Print out the entries below with no edits.

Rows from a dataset
Start
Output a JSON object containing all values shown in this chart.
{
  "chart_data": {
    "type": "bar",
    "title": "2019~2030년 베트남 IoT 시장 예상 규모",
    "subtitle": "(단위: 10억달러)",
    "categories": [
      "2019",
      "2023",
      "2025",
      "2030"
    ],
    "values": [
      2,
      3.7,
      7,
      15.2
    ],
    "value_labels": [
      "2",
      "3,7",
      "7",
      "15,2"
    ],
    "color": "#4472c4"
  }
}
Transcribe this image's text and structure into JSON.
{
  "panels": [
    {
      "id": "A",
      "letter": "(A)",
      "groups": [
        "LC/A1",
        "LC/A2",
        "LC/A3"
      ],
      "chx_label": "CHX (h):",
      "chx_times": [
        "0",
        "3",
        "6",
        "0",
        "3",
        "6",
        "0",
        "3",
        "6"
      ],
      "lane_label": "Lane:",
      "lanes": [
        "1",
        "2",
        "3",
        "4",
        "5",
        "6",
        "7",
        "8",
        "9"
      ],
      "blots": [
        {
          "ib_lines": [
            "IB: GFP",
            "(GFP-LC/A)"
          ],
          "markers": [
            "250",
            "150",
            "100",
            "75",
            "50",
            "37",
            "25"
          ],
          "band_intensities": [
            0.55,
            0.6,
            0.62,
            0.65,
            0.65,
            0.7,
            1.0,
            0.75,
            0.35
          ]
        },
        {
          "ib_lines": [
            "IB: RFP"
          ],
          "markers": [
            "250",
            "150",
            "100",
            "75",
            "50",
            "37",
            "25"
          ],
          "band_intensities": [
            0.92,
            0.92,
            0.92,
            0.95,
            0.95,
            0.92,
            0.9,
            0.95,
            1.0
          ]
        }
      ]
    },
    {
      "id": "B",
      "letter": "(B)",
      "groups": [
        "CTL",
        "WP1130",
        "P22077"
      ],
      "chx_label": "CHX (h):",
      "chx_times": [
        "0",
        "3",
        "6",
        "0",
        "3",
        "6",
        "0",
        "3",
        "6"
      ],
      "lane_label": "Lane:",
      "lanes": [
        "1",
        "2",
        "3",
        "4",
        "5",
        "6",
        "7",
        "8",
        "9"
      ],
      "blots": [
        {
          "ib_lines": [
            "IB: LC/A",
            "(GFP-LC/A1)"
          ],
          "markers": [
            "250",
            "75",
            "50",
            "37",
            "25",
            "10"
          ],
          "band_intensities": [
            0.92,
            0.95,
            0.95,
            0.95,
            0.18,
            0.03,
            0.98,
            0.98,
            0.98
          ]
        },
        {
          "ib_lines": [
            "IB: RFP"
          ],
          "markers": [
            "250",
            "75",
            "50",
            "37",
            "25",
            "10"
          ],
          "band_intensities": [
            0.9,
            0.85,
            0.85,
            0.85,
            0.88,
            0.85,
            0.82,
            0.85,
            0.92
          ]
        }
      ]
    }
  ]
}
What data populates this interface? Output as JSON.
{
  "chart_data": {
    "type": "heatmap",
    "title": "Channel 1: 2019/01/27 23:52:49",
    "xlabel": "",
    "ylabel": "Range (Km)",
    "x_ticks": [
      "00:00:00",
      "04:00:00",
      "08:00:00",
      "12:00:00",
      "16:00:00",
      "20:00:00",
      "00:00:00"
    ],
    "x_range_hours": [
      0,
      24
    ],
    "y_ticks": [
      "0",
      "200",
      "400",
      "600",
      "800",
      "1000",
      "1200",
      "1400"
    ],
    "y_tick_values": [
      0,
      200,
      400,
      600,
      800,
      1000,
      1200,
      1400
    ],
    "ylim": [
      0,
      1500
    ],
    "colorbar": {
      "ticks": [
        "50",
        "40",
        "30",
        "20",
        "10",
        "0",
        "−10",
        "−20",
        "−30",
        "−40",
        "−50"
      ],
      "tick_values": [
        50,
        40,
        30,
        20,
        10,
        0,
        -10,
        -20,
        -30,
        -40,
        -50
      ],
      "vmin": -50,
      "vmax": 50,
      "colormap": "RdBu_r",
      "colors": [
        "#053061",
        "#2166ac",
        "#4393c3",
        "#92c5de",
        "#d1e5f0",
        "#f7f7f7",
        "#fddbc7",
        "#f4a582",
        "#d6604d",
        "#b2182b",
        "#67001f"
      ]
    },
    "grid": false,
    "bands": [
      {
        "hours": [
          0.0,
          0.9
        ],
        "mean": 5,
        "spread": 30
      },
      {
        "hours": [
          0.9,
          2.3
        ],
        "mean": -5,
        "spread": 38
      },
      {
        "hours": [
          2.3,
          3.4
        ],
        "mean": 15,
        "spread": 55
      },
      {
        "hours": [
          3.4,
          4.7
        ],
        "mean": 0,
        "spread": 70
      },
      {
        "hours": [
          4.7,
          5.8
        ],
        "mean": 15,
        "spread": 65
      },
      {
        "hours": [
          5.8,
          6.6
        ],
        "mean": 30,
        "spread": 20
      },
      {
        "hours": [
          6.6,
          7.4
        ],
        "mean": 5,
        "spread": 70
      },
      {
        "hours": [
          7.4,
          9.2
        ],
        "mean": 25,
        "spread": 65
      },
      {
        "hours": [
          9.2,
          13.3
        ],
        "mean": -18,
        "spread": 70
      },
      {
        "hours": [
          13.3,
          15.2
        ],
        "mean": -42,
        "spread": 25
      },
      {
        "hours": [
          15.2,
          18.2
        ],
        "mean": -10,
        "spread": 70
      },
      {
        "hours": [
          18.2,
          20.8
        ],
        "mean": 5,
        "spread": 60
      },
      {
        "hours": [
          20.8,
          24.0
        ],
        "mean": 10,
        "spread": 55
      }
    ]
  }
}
End
■ Written response:
Output a JSON object containing all values shown in this chart.
{
  "chart_data": {
    "type": "bar",
    "title": "2019~2030년 베트남 IoT 시장 예상 규모",
    "subtitle": "(단위: 10억달러)",
    "categories": [
      "2019",
      "2023",
      "2025",
      "2030"
    ],
    "values": [
      2,
      3.7,
      7,
      15.2
    ],
    "value_labels": [
      "2",
      "3,7",
      "7",
      "15,2"
    ],
    "color": "#4472c4"
  }
}
Transcribe this image's text and structure into JSON.
{
  "panels": [
    {
      "id": "A",
      "letter": "(A)",
      "groups": [
        "LC/A1",
        "LC/A2",
        "LC/A3"
      ],
      "chx_label": "CHX (h):",
      "chx_times": [
        "0",
        "3",
        "6",
        "0",
        "3",
        "6",
        "0",
        "3",
        "6"
      ],
      "lane_label": "Lane:",
      "lanes": [
        "1",
        "2",
        "3",
        "4",
        "5",
        "6",
        "7",
        "8",
        "9"
      ],
      "blots": [
        {
          "ib_lines": [
            "IB: GFP",
            "(GFP-LC/A)"
          ],
          "markers": [
            "250",
            "150",
            "100",
            "75",
            "50",
            "37",
            "25"
          ],
          "band_intensities": [
            0.55,
            0.6,
            0.62,
            0.65,
            0.65,
            0.7,
            1.0,
            0.75,
            0.35
          ]
        },
        {
          "ib_lines": [
            "IB: RFP"
          ],
          "markers": [
            "250",
            "150",
            "100",
            "75",
            "50",
            "37",
            "25"
          ],
          "band_intensities": [
            0.92,
            0.92,
            0.92,
            0.95,
            0.95,
            0.92,
            0.9,
            0.95,
            1.0
          ]
        }
      ]
    },
    {
      "id": "B",
      "letter": "(B)",
      "groups": [
        "CTL",
        "WP1130",
        "P22077"
      ],
      "chx_label": "CHX (h):",
      "chx_times": [
        "0",
        "3",
        "6",
        "0",
        "3",
        "6",
        "0",
        "3",
        "6"
      ],
      "lane_label": "Lane:",
      "lanes": [
        "1",
        "2",
        "3",
        "4",
        "5",
        "6",
        "7",
        "8",
        "9"
      ],
      "blots": [
        {
          "ib_lines": [
            "IB: LC/A",
            "(GFP-LC/A1)"
          ],
          "markers": [
            "250",
            "75",
            "50",
            "37",
            "25",
            "10"
          ],
          "band_intensities": [
            0.92,
            0.95,
            0.95,
            0.95,
            0.18,
            0.03,
            0.98,
            0.98,
            0.98
          ]
        },
        {
          "ib_lines": [
            "IB: RFP"
          ],
          "markers": [
            "250",
            "75",
            "50",
            "37",
            "25",
            "10"
          ],
          "band_intensities": [
            0.9,
            0.85,
            0.85,
            0.85,
            0.88,
            0.85,
            0.82,
            0.85,
            0.92
          ]
        }
      ]
    }
  ]
}
What data populates this interface? Output as JSON.
{
  "chart_data": {
    "type": "heatmap",
    "title": "Channel 1: 2019/01/27 23:52:49",
    "xlabel": "",
    "ylabel": "Range (Km)",
    "x_ticks": [
      "00:00:00",
      "04:00:00",
      "08:00:00",
      "12:00:00",
      "16:00:00",
      "20:00:00",
      "00:00:00"
    ],
    "x_range_hours": [
      0,
      24
    ],
    "y_ticks": [
      "0",
      "200",
      "400",
      "600",
      "800",
      "1000",
      "1200",
      "1400"
    ],
    "y_tick_values": [
      0,
      200,
      400,
      600,
      800,
      1000,
      1200,
      1400
    ],
    "ylim": [
      0,
      1500
    ],
    "colorbar": {
      "ticks": [
        "50",
        "40",
        "30",
        "20",
        "10",
        "0",
        "−10",
        "−20",
        "−30",
        "−40",
        "−50"
      ],
      "tick_values": [
        50,
        40,
        30,
        20,
        10,
        0,
        -10,
        -20,
        -30,
        -40,
        -50
      ],
      "vmin": -50,
      "vmax": 50,
      "colormap": "RdBu_r",
      "colors": [
        "#053061",
        "#2166ac",
        "#4393c3",
        "#92c5de",
        "#d1e5f0",
        "#f7f7f7",
        "#fddbc7",
        "#f4a582",
        "#d6604d",
        "#b2182b",
        "#67001f"
      ]
    },
    "grid": false,
    "bands": [
      {
        "hours": [
          0.0,
          0.9
        ],
        "mean": 5,
        "spread": 30
      },
      {
        "hours": [
          0.9,
          2.3
        ],
        "mean": -5,
        "spread": 38
      },
      {
        "hours": [
          2.3,
          3.4
        ],
        "mean": 15,
        "spread": 55
      },
      {
        "hours": [
          3.4,
          4.7
        ],
        "mean": 0,
        "spread": 70
      },
      {
        "hours": [
          4.7,
          5.8
        ],
        "mean": 15,
        "spread": 65
      },
      {
        "hours": [
          5.8,
          6.6
        ],
        "mean": 30,
        "spread": 20
      },
      {
        "hours": [
          6.6,
          7.4
        ],
        "mean": 5,
        "spread": 70
      },
      {
        "hours": [
          7.4,
          9.2
        ],
        "mean": 25,
        "spread": 65
      },
      {
        "hours": [
          9.2,
          13.3
        ],
        "mean": -18,
        "spread": 70
      },
      {
        "hours": [
          13.3,
          15.2
        ],
        "mean": -42,
        "spread": 25
      },
      {
        "hours": [
          15.2,
          18.2
        ],
        "mean": -10,
        "spread": 70
      },
      {
        "hours": [
          18.2,
          20.8
        ],
        "mean": 5,
        "spread": 60
      },
      {
        "hours": [
          20.8,
          24.0
        ],
        "mean": 10,
        "spread": 55
      }
    ]
  }
}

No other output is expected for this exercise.